Records from a data collection:
——

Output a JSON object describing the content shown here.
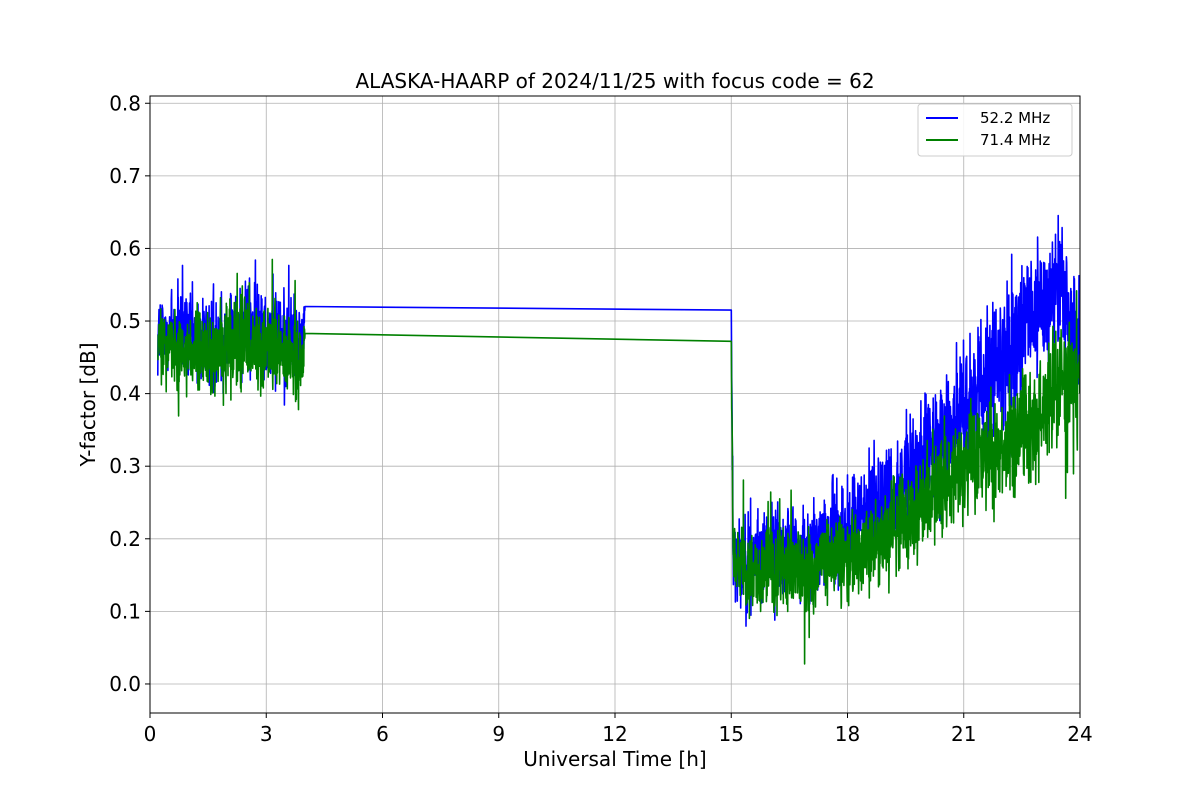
{
  "chart_data": {
    "type": "line",
    "title": "ALASKA-HAARP of 2024/11/25 with focus code = 62",
    "xlabel": "Universal Time [h]",
    "ylabel": "Y-factor [dB]",
    "xlim": [
      0,
      24
    ],
    "ylim": [
      -0.04,
      0.81
    ],
    "xticks": [
      "0",
      "3",
      "6",
      "9",
      "12",
      "15",
      "18",
      "21",
      "24"
    ],
    "yticks": [
      "0.0",
      "0.1",
      "0.2",
      "0.3",
      "0.4",
      "0.5",
      "0.6",
      "0.7",
      "0.8"
    ],
    "grid": true,
    "legend_position": "top-right",
    "series": [
      {
        "name": "52.2 MHz",
        "color": "#0000ff",
        "x": [
          0.2,
          0.5,
          1.0,
          1.5,
          2.0,
          2.5,
          3.0,
          3.5,
          3.95,
          4.0,
          15.0,
          15.05,
          15.5,
          16.0,
          16.5,
          17.0,
          17.5,
          18.0,
          18.5,
          19.0,
          19.5,
          20.0,
          20.5,
          21.0,
          21.5,
          22.0,
          22.5,
          23.0,
          23.5,
          24.0
        ],
        "y": [
          0.48,
          0.49,
          0.48,
          0.47,
          0.48,
          0.5,
          0.49,
          0.48,
          0.47,
          0.52,
          0.515,
          0.18,
          0.17,
          0.18,
          0.19,
          0.18,
          0.2,
          0.21,
          0.24,
          0.26,
          0.28,
          0.31,
          0.34,
          0.38,
          0.42,
          0.45,
          0.48,
          0.52,
          0.55,
          0.45
        ],
        "noise": [
          0.09,
          0.09,
          0.09,
          0.1,
          0.1,
          0.1,
          0.1,
          0.09,
          0.09,
          0,
          0,
          0.09,
          0.09,
          0.09,
          0.09,
          0.09,
          0.1,
          0.1,
          0.1,
          0.11,
          0.11,
          0.12,
          0.12,
          0.12,
          0.12,
          0.13,
          0.13,
          0.13,
          0.13,
          0.13
        ]
      },
      {
        "name": "71.4 MHz",
        "color": "#008000",
        "x": [
          0.2,
          0.5,
          1.0,
          1.5,
          2.0,
          2.5,
          3.0,
          3.5,
          3.95,
          4.0,
          15.0,
          15.05,
          15.5,
          16.0,
          16.5,
          17.0,
          17.5,
          18.0,
          18.5,
          19.0,
          19.5,
          20.0,
          20.5,
          21.0,
          21.5,
          22.0,
          22.5,
          23.0,
          23.5,
          24.0
        ],
        "y": [
          0.46,
          0.47,
          0.46,
          0.45,
          0.46,
          0.47,
          0.46,
          0.45,
          0.44,
          0.483,
          0.472,
          0.16,
          0.15,
          0.16,
          0.16,
          0.15,
          0.17,
          0.17,
          0.19,
          0.21,
          0.22,
          0.25,
          0.27,
          0.3,
          0.32,
          0.33,
          0.35,
          0.37,
          0.42,
          0.4
        ],
        "noise": [
          0.08,
          0.08,
          0.08,
          0.08,
          0.09,
          0.09,
          0.09,
          0.08,
          0.08,
          0,
          0,
          0.08,
          0.08,
          0.08,
          0.08,
          0.08,
          0.08,
          0.09,
          0.09,
          0.09,
          0.1,
          0.1,
          0.1,
          0.1,
          0.1,
          0.1,
          0.11,
          0.11,
          0.12,
          0.12
        ]
      }
    ]
  }
}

——

• **EXERCISE AIM**: Without the pictures, return all the records precisely as they stand.

• **SOLVED PROBLEM**:
Output a JSON object describing the content shown here.
{
  "chart_data": {
    "type": "line",
    "title": "ALASKA-HAARP of 2024/11/25 with focus code = 62",
    "xlabel": "Universal Time [h]",
    "ylabel": "Y-factor [dB]",
    "xlim": [
      0,
      24
    ],
    "ylim": [
      -0.04,
      0.81
    ],
    "xticks": [
      "0",
      "3",
      "6",
      "9",
      "12",
      "15",
      "18",
      "21",
      "24"
    ],
    "yticks": [
      "0.0",
      "0.1",
      "0.2",
      "0.3",
      "0.4",
      "0.5",
      "0.6",
      "0.7",
      "0.8"
    ],
    "grid": true,
    "legend_position": "top-right",
    "series": [
      {
        "name": "52.2 MHz",
        "color": "#0000ff",
        "x": [
          0.2,
          0.5,
          1.0,
          1.5,
          2.0,
          2.5,
          3.0,
          3.5,
          3.95,
          4.0,
          15.0,
          15.05,
          15.5,
          16.0,
          16.5,
          17.0,
          17.5,
          18.0,
          18.5,
          19.0,
          19.5,
          20.0,
          20.5,
          21.0,
          21.5,
          22.0,
          22.5,
          23.0,
          23.5,
          24.0
        ],
        "y": [
          0.48,
          0.49,
          0.48,
          0.47,
          0.48,
          0.5,
          0.49,
          0.48,
          0.47,
          0.52,
          0.515,
          0.18,
          0.17,
          0.18,
          0.19,
          0.18,
          0.2,
          0.21,
          0.24,
          0.26,
          0.28,
          0.31,
          0.34,
          0.38,
          0.42,
          0.45,
          0.48,
          0.52,
          0.55,
          0.45
        ],
        "noise": [
          0.09,
          0.09,
          0.09,
          0.1,
          0.1,
          0.1,
          0.1,
          0.09,
          0.09,
          0,
          0,
          0.09,
          0.09,
          0.09,
          0.09,
          0.09,
          0.1,
          0.1,
          0.1,
          0.11,
          0.11,
          0.12,
          0.12,
          0.12,
          0.12,
          0.13,
          0.13,
          0.13,
          0.13,
          0.13
        ]
      },
      {
        "name": "71.4 MHz",
        "color": "#008000",
        "x": [
          0.2,
          0.5,
          1.0,
          1.5,
          2.0,
          2.5,
          3.0,
          3.5,
          3.95,
          4.0,
          15.0,
          15.05,
          15.5,
          16.0,
          16.5,
          17.0,
          17.5,
          18.0,
          18.5,
          19.0,
          19.5,
          20.0,
          20.5,
          21.0,
          21.5,
          22.0,
          22.5,
          23.0,
          23.5,
          24.0
        ],
        "y": [
          0.46,
          0.47,
          0.46,
          0.45,
          0.46,
          0.47,
          0.46,
          0.45,
          0.44,
          0.483,
          0.472,
          0.16,
          0.15,
          0.16,
          0.16,
          0.15,
          0.17,
          0.17,
          0.19,
          0.21,
          0.22,
          0.25,
          0.27,
          0.3,
          0.32,
          0.33,
          0.35,
          0.37,
          0.42,
          0.4
        ],
        "noise": [
          0.08,
          0.08,
          0.08,
          0.08,
          0.09,
          0.09,
          0.09,
          0.08,
          0.08,
          0,
          0,
          0.08,
          0.08,
          0.08,
          0.08,
          0.08,
          0.08,
          0.09,
          0.09,
          0.09,
          0.1,
          0.1,
          0.1,
          0.1,
          0.1,
          0.1,
          0.11,
          0.11,
          0.12,
          0.12
        ]
      }
    ]
  }
}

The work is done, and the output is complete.